Given problem: Leave out every picture, then transcribe the rest of the listing exactly.

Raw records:

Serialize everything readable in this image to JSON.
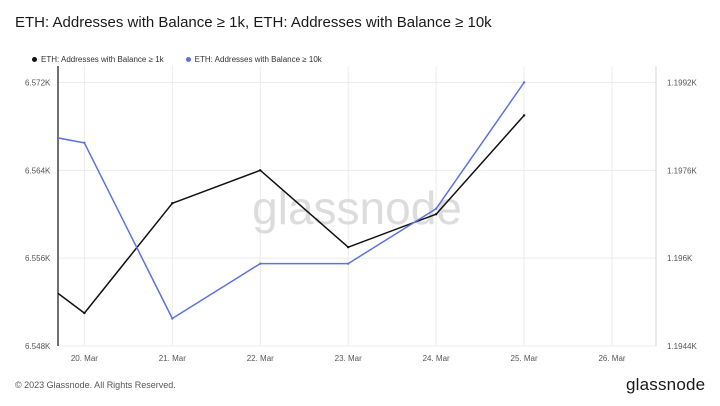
{
  "title": "ETH: Addresses with Balance ≥ 1k, ETH: Addresses with Balance ≥ 10k",
  "legend": [
    {
      "label": "ETH: Addresses with Balance ≥ 1k",
      "color": "#111111"
    },
    {
      "label": "ETH: Addresses with Balance ≥ 10k",
      "color": "#5b73e0"
    }
  ],
  "watermark": "glassnode",
  "footer": {
    "copyright": "© 2023 Glassnode. All Rights Reserved.",
    "logo": "glassnode"
  },
  "chart_data": {
    "type": "line",
    "x_ticks": [
      "20. Mar",
      "21. Mar",
      "22. Mar",
      "23. Mar",
      "24. Mar",
      "25. Mar",
      "26. Mar"
    ],
    "x_tick_values": [
      "2023-03-20",
      "2023-03-21",
      "2023-03-22",
      "2023-03-23",
      "2023-03-24",
      "2023-03-25",
      "2023-03-26"
    ],
    "x_range": [
      "2023-03-19.7",
      "2023-03-26.5"
    ],
    "y_left": {
      "ticks": [
        "6.548K",
        "6.556K",
        "6.564K",
        "6.572K"
      ],
      "tick_values": [
        6548,
        6556,
        6564,
        6572
      ],
      "range": [
        6548,
        6573.5
      ]
    },
    "y_right": {
      "ticks": [
        "1.1944K",
        "1.196K",
        "1.1976K",
        "1.1992K"
      ],
      "tick_values": [
        1194.4,
        1196,
        1197.6,
        1199.2
      ],
      "range": [
        1194.4,
        1199.5
      ]
    },
    "grid": true,
    "legend_position": "top-left",
    "series": [
      {
        "name": "ETH: Addresses with Balance ≥ 1k",
        "axis": "left",
        "color": "#111111",
        "x": [
          "2023-03-19",
          "2023-03-20",
          "2023-03-21",
          "2023-03-22",
          "2023-03-23",
          "2023-03-24",
          "2023-03-25"
        ],
        "y": [
          6557,
          6551,
          6561,
          6564,
          6557,
          6560,
          6569
        ]
      },
      {
        "name": "ETH: Addresses with Balance ≥ 10k",
        "axis": "right",
        "color": "#5b73e0",
        "x": [
          "2023-03-19",
          "2023-03-20",
          "2023-03-21",
          "2023-03-22",
          "2023-03-23",
          "2023-03-24",
          "2023-03-25"
        ],
        "y": [
          1198.4,
          1198.1,
          1194.9,
          1195.9,
          1195.9,
          1196.9,
          1199.2
        ]
      }
    ]
  }
}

Completed exercise:
Serialize everything readable in this image to JSON.
{
  "title": "ETH: Addresses with Balance ≥ 1k, ETH: Addresses with Balance ≥ 10k",
  "legend": [
    {
      "label": "ETH: Addresses with Balance ≥ 1k",
      "color": "#111111"
    },
    {
      "label": "ETH: Addresses with Balance ≥ 10k",
      "color": "#5b73e0"
    }
  ],
  "watermark": "glassnode",
  "footer": {
    "copyright": "© 2023 Glassnode. All Rights Reserved.",
    "logo": "glassnode"
  },
  "chart_data": {
    "type": "line",
    "x_ticks": [
      "20. Mar",
      "21. Mar",
      "22. Mar",
      "23. Mar",
      "24. Mar",
      "25. Mar",
      "26. Mar"
    ],
    "x_tick_values": [
      "2023-03-20",
      "2023-03-21",
      "2023-03-22",
      "2023-03-23",
      "2023-03-24",
      "2023-03-25",
      "2023-03-26"
    ],
    "x_range": [
      "2023-03-19.7",
      "2023-03-26.5"
    ],
    "y_left": {
      "ticks": [
        "6.548K",
        "6.556K",
        "6.564K",
        "6.572K"
      ],
      "tick_values": [
        6548,
        6556,
        6564,
        6572
      ],
      "range": [
        6548,
        6573.5
      ]
    },
    "y_right": {
      "ticks": [
        "1.1944K",
        "1.196K",
        "1.1976K",
        "1.1992K"
      ],
      "tick_values": [
        1194.4,
        1196,
        1197.6,
        1199.2
      ],
      "range": [
        1194.4,
        1199.5
      ]
    },
    "grid": true,
    "legend_position": "top-left",
    "series": [
      {
        "name": "ETH: Addresses with Balance ≥ 1k",
        "axis": "left",
        "color": "#111111",
        "x": [
          "2023-03-19",
          "2023-03-20",
          "2023-03-21",
          "2023-03-22",
          "2023-03-23",
          "2023-03-24",
          "2023-03-25"
        ],
        "y": [
          6557,
          6551,
          6561,
          6564,
          6557,
          6560,
          6569
        ]
      },
      {
        "name": "ETH: Addresses with Balance ≥ 10k",
        "axis": "right",
        "color": "#5b73e0",
        "x": [
          "2023-03-19",
          "2023-03-20",
          "2023-03-21",
          "2023-03-22",
          "2023-03-23",
          "2023-03-24",
          "2023-03-25"
        ],
        "y": [
          1198.4,
          1198.1,
          1194.9,
          1195.9,
          1195.9,
          1196.9,
          1199.2
        ]
      }
    ]
  }
}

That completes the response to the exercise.